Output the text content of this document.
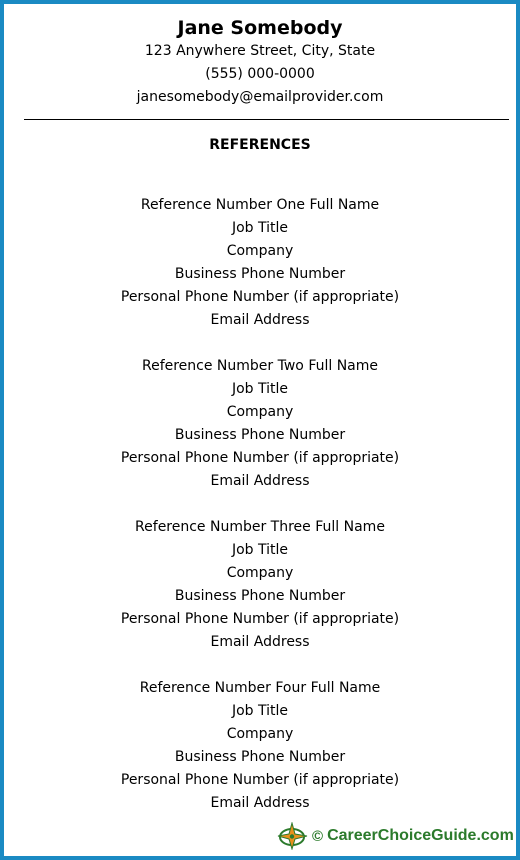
Jane Somebody
123 Anywhere Street, City, State
(555) 000-0000
janesomebody@emailprovider.com
REFERENCES
Reference Number One Full Name
Job Title
Company
Business Phone Number
Personal Phone Number (if appropriate)
Email Address
Reference Number Two Full Name
Job Title
Company
Business Phone Number
Personal Phone Number (if appropriate)
Email Address
Reference Number Three Full Name
Job Title
Company
Business Phone Number
Personal Phone Number (if appropriate)
Email Address
Reference Number Four Full Name
Job Title
Company
Business Phone Number
Personal Phone Number (if appropriate)
Email Address
© CareerChoiceGuide.com
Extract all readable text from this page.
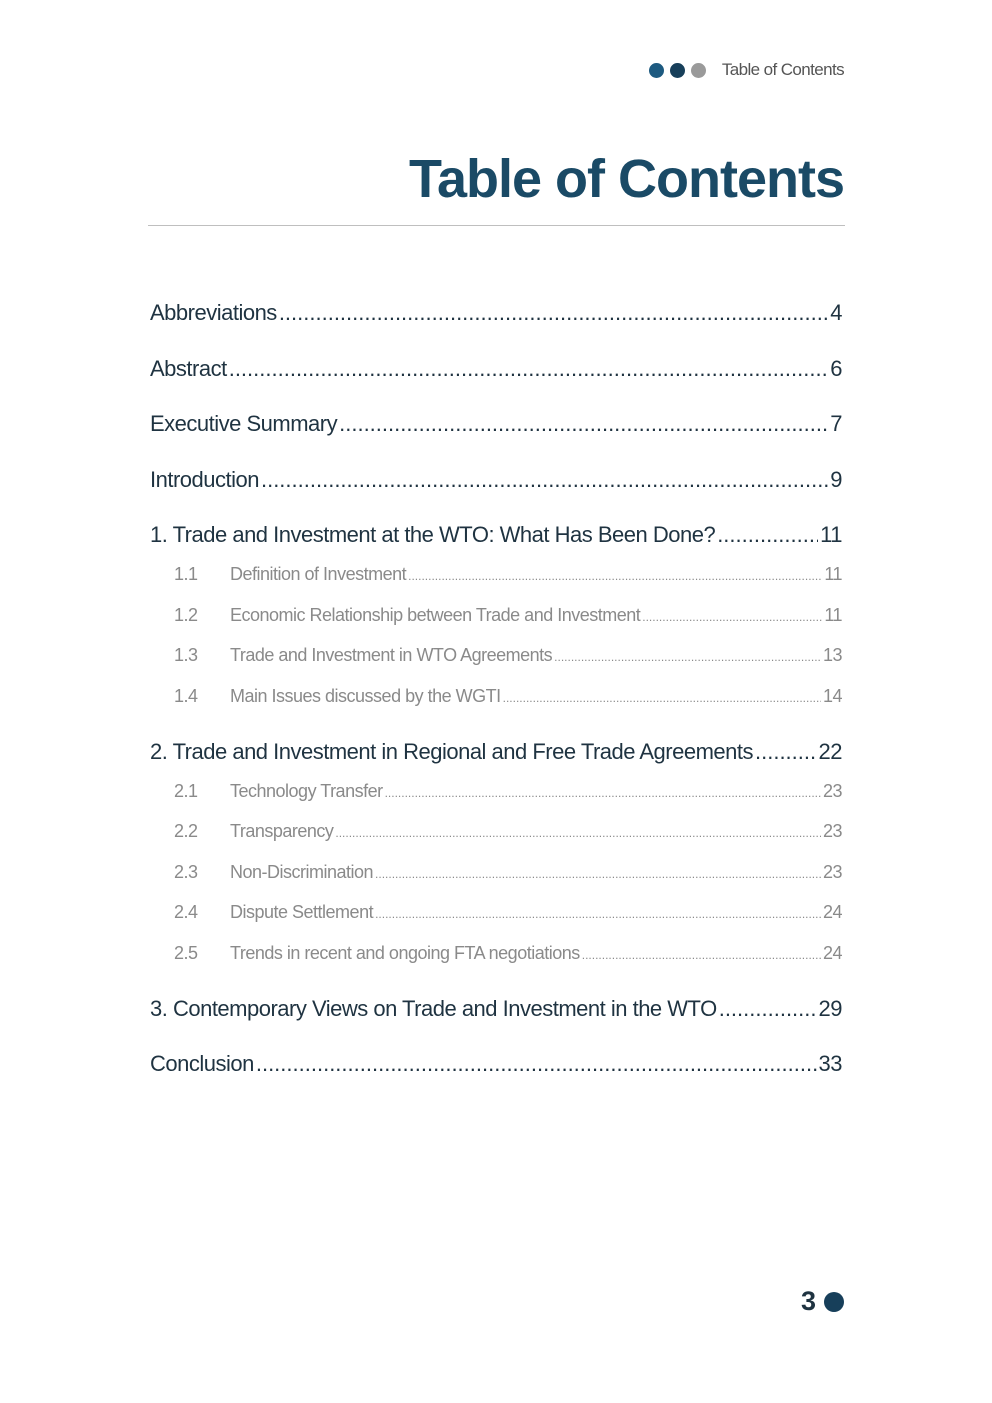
Table of Contents
Table of Contents
Abbreviations .....	4
Abstract .....	6
Executive Summary .....	7
Introduction .....	9
1. Trade and Investment at the WTO: What Has Been Done? .....	11
1.1	Definition of Investment .....	11
1.2	Economic Relationship between Trade and Investment .....	11
1.3	Trade and Investment in WTO Agreements .....	13
1.4	Main Issues discussed by the WGTI .....	14
2. Trade and Investment in Regional and Free Trade Agreements .....	22
2.1	Technology Transfer .....	23
2.2	Transparency .....	23
2.3	Non-Discrimination .....	23
2.4	Dispute Settlement .....	24
2.5	Trends in recent and ongoing FTA negotiations .....	24
3. Contemporary Views on Trade and Investment in the WTO .....	29
Conclusion .....	33
3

====

§ REQUIREMENTS
Copy the material above exactly and drop the pictures.

§ ANSWER TO THIS TASK
Output the text content of this document.
Jane Somebody
123 Anywhere Street, City, State
(555) 000-0000
janesomebody@emailprovider.com
REFERENCES
Reference Number One Full Name
Job Title
Company
Business Phone Number
Personal Phone Number (if appropriate)
Email Address
Reference Number Two Full Name
Job Title
Company
Business Phone Number
Personal Phone Number (if appropriate)
Email Address
Reference Number Three Full Name
Job Title
Company
Business Phone Number
Personal Phone Number (if appropriate)
Email Address
Reference Number Four Full Name
Job Title
Company
Business Phone Number
Personal Phone Number (if appropriate)
Email Address
© CareerChoiceGuide.com
Extract all readable text from this page.
Table of Contents
Table of Contents
Abbreviations .....	4
Abstract .....	6
Executive Summary .....	7
Introduction .....	9
1. Trade and Investment at the WTO: What Has Been Done? .....	11
1.1	Definition of Investment .....	11
1.2	Economic Relationship between Trade and Investment .....	11
1.3	Trade and Investment in WTO Agreements .....	13
1.4	Main Issues discussed by the WGTI .....	14
2. Trade and Investment in Regional and Free Trade Agreements .....	22
2.1	Technology Transfer .....	23
2.2	Transparency .....	23
2.3	Non-Discrimination .....	23
2.4	Dispute Settlement .....	24
2.5	Trends in recent and ongoing FTA negotiations .....	24
3. Contemporary Views on Trade and Investment in the WTO .....	29
Conclusion .....	33
3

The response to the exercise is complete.